Your instructions: From the passage on Mandaean polemics, reproduce word for word the stretch that starts with "Polemics is a" and runs through "in the liturgies.".

[Opening Provided text section]

Polemics is a very good indicator of interaction with other religions, and polemics against
other religions occur in many kinds of Mandaean literature, even in the liturgies.
Mandaeans always lived on other peoples’ territories, which means necessary
interactions with the religions of others. Polemics against stated, identified groups
reflects real, historical interactions. If those groups were unable to read Mandaic, would
the use of the Mandaic language itself provide a shield of secrecy, a certainty that no
outsiders would obtain access to the texts? Or, were ancient Mandaic texts translated, for
reasons of missionizing, intellectual discussion, or defamatory purposes?

That there was a set method for conversion—and for bringing apostate Mandaeans back
into the fold—is clear in GR 1, 1.92 Regarding this testimony, it is worth noting that
potential converts listen to the Mandaean texts being read to them.93 GR 1, 1, does not
state that those persons could read the texts, but hearing implies an intelligible language!

[Closing Provided text section]
[Opening The data section]

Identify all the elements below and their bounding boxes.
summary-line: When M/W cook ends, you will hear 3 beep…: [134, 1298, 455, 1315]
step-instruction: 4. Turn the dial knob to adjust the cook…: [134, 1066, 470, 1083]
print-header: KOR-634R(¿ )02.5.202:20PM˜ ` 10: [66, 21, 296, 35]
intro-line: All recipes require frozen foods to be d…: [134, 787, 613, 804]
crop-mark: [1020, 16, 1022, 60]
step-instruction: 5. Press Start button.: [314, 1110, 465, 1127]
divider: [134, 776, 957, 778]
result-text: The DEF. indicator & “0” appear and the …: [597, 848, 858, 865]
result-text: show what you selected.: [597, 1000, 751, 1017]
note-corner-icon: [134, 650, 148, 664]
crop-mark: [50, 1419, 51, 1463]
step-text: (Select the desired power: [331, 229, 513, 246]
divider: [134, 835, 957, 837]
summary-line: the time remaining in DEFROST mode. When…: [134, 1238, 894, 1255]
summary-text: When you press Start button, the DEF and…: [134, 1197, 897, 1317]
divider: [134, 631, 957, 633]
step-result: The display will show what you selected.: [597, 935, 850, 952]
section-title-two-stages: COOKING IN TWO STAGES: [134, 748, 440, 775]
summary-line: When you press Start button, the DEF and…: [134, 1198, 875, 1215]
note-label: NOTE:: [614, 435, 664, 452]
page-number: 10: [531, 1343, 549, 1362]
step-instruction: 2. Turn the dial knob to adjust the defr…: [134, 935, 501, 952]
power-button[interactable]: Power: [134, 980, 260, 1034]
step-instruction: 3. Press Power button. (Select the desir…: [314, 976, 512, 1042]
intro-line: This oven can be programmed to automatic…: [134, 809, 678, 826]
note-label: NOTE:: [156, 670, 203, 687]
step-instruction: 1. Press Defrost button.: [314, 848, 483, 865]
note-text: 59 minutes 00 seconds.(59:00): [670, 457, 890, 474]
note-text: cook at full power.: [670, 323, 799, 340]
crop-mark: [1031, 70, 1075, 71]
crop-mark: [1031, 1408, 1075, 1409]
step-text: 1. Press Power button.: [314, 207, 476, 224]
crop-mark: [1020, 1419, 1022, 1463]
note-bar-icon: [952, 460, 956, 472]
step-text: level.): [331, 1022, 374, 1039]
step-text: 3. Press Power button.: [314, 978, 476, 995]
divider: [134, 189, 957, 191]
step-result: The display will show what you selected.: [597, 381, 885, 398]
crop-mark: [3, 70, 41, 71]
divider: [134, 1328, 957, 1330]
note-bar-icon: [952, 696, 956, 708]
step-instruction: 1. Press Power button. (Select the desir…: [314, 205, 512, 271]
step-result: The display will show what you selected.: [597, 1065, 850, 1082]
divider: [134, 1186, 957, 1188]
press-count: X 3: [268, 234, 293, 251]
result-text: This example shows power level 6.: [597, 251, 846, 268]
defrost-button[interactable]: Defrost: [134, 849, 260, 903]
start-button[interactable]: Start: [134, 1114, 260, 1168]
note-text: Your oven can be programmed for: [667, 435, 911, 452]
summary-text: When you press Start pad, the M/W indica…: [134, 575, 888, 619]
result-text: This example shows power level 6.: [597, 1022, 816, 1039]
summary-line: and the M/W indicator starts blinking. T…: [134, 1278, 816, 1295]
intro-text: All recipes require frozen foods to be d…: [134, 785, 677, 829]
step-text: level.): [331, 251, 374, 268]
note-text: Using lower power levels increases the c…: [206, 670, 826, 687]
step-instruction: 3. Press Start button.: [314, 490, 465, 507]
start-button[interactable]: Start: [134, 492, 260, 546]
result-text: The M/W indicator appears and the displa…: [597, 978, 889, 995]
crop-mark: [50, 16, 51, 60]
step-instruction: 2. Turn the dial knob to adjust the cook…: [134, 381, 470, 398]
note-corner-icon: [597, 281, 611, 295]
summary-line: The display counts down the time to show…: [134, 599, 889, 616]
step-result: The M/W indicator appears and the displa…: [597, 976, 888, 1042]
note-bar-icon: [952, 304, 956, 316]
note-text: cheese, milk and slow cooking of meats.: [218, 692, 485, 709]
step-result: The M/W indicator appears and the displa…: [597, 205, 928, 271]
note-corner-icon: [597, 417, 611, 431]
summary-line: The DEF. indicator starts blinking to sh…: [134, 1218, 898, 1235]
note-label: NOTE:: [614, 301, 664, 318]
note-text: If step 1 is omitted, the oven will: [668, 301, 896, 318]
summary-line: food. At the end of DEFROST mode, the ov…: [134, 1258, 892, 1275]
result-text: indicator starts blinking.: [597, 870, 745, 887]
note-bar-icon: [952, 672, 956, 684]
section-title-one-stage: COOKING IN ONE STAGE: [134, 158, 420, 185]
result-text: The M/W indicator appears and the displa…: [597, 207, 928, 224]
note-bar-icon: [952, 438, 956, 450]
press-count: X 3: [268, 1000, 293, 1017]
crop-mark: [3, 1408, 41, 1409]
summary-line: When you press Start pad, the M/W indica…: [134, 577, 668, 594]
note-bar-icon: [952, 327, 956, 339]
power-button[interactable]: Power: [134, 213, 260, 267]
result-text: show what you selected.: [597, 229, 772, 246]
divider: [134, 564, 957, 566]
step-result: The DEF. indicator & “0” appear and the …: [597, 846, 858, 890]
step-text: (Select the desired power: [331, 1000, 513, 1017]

[Closing The data section]

Answer:
Polemics is a very good indicator of interaction with other religions, and polemics against
other religions occur in many kinds of Mandaean literature, even in the liturgies.